>> start SUPPLIED TEXT

Cuonzo Martin discusses Stokes' play in Vols' win over Georgia
Jarnell Stokes talks about his 20-point, 11-rebound performance
Kenny Gaines said he and his Georgia teammates weren’t fooled by Tennessee’s 6-6 SEC record entering Tuesday night’s game at Thompson-Boling Arena.
“They’re a better team than their record,” he said.
The Vols had just backed up his assessment by distancing themselves from Georgia in the second half for a 67-48 victory.
You could draw the same conclusion from UT’s two games before Georgia, although they were two losses. The Vols (16-10, 7-6) are playing better, even if the 1-2 record the past three games doesn’t show it.
They took second-ranked Florida down to the wire before losing by nine points at home last week. They came even closer to victory in a five-point loss against Missouri on the road.
Two tough losses were followed by the runaway victory against Georgia, a team that is third in the SEC and had won four consecutive games.

>> end SUPPLIED TEXT

● EXERCISE 1:
Quote the basketball article word for word from "You could draw" up to and including "on the road.".
The listing that follows is unrelated to the basketball article.

>> start MATERIAL SUPPLIED

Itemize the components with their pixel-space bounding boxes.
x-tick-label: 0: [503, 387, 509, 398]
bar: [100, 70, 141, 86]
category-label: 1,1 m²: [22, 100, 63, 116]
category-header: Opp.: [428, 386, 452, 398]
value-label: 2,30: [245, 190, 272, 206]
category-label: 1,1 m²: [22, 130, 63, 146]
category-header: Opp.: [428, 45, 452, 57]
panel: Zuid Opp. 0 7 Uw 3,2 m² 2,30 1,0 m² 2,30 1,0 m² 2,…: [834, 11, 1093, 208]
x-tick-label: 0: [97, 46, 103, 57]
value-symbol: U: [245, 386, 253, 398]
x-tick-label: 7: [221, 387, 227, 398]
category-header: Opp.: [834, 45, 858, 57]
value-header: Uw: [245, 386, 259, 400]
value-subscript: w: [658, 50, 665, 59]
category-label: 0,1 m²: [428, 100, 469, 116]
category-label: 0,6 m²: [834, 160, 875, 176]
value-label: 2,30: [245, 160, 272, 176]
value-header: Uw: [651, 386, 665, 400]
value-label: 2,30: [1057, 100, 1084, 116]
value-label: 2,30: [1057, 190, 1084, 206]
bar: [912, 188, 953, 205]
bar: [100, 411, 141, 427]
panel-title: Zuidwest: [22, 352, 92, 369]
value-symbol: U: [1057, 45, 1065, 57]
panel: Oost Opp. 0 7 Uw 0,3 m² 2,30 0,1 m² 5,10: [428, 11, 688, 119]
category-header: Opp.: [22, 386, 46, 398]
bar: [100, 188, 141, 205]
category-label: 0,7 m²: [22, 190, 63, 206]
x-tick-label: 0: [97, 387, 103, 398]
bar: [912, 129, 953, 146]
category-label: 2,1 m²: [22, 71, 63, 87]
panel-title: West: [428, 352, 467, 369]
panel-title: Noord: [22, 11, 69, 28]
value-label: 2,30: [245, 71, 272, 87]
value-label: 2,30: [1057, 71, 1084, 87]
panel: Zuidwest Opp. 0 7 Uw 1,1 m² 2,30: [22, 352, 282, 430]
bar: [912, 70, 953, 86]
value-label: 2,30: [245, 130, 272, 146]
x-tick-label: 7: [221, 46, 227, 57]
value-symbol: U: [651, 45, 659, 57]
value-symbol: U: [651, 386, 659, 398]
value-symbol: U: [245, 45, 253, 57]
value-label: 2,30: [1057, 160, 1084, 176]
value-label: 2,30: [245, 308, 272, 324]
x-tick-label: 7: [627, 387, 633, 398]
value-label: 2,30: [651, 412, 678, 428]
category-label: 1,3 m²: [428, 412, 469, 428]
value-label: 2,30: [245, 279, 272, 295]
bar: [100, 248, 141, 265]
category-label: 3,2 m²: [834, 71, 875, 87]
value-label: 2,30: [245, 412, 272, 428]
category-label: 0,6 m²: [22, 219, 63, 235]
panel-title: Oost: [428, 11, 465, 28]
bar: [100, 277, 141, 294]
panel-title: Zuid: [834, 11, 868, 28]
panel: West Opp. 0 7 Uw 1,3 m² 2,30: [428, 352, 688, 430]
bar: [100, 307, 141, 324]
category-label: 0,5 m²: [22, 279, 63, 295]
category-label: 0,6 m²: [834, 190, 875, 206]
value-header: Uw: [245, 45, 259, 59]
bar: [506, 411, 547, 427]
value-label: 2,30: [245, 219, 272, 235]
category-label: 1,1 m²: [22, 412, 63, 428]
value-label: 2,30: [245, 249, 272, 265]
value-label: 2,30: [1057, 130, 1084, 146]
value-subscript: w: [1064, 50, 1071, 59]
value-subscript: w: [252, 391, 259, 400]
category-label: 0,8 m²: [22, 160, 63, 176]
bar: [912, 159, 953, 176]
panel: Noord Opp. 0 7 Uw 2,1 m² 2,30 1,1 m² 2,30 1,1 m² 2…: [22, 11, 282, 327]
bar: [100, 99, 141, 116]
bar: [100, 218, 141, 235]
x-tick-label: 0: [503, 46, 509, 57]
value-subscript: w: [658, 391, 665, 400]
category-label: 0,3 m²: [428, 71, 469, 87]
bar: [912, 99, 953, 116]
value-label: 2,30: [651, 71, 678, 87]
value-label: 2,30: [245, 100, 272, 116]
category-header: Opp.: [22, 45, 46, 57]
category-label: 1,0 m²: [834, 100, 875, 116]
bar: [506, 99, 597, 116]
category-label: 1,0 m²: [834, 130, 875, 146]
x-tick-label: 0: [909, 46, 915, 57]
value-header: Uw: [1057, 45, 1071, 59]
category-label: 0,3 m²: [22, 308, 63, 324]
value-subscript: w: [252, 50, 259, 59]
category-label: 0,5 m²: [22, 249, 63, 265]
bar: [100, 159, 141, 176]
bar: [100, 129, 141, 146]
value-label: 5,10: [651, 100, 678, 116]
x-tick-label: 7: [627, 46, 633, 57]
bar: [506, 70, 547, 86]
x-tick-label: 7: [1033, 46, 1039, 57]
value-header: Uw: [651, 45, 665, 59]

>> end MATERIAL SUPPLIED

● EXERCISE 2:
Put the listing into a Markdown table with the columns n and Line, from its start up to and including the line with "category-label: 1,1 m²: [22, 130, 63, 146]", skipping blank lines.

● TASK SOLUTION 1:
You could draw the same conclusion from UT’s two games before Georgia, although they were two losses. The Vols (16-10, 7-6) are playing better, even if the 1-2 record the past three games doesn’t show it.
They took second-ranked Florida down to the wire before losing by nine points at home last week. They came even closer to victory in a five-point loss against Missouri on the road.

● TASK SOLUTION 2:
| n | Line |
|---|---|
| 1 | Itemize the components with their pixel-space bounding boxes. |
| 2 | x-tick-label: 0: [503, 387, 509, 398] |
| 3 | bar: [100, 70, 141, 86] |
| 4 | category-label: 1,1 m²: [22, 100, 63, 116] |
| 5 | category-header: Opp.: [428, 386, 452, 398] |
| 6 | value-label: 2,30: [245, 190, 272, 206] |
| 7 | category-label: 1,1 m²: [22, 130, 63, 146] |